Aim: Find the lines below that contain the string "icon". Copy each one.

Records supplied:

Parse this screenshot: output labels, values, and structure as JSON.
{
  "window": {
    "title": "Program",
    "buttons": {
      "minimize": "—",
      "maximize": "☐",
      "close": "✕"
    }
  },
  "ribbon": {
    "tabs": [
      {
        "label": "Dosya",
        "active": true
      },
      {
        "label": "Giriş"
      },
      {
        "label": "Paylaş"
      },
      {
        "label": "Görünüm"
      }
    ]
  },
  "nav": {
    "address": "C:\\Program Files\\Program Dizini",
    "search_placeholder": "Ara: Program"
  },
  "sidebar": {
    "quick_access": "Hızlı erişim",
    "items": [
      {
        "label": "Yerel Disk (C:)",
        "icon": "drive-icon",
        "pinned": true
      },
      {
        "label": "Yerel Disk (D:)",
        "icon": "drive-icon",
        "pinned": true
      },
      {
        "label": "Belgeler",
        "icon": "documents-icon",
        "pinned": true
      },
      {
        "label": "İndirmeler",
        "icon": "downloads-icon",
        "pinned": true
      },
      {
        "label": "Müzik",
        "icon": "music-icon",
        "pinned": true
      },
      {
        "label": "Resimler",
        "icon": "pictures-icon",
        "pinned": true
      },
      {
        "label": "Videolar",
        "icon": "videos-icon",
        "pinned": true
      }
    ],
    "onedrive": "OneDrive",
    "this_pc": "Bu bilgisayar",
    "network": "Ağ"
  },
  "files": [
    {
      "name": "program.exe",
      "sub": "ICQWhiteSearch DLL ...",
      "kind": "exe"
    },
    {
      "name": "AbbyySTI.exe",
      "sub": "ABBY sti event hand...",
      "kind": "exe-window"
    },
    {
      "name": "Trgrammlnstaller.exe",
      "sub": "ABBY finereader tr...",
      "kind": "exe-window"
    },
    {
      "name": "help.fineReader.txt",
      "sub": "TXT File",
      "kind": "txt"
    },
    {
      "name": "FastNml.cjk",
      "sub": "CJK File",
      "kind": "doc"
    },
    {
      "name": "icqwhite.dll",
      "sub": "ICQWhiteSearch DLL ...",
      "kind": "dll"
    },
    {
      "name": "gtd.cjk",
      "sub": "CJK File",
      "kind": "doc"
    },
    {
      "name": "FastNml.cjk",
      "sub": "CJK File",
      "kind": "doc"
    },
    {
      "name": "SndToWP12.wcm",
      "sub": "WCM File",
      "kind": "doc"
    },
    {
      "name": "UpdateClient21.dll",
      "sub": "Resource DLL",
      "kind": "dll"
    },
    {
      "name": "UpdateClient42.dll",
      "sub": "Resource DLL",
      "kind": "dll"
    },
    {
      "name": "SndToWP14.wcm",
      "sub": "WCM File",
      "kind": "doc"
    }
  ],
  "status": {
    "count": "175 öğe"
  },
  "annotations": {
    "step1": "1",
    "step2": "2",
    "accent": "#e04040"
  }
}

Answer to the task:
        "icon": "drive-icon",
        "icon": "drive-icon",
        "icon": "documents-icon",
        "icon": "downloads-icon",
        "icon": "music-icon",
        "icon": "pictures-icon",
        "icon": "videos-icon",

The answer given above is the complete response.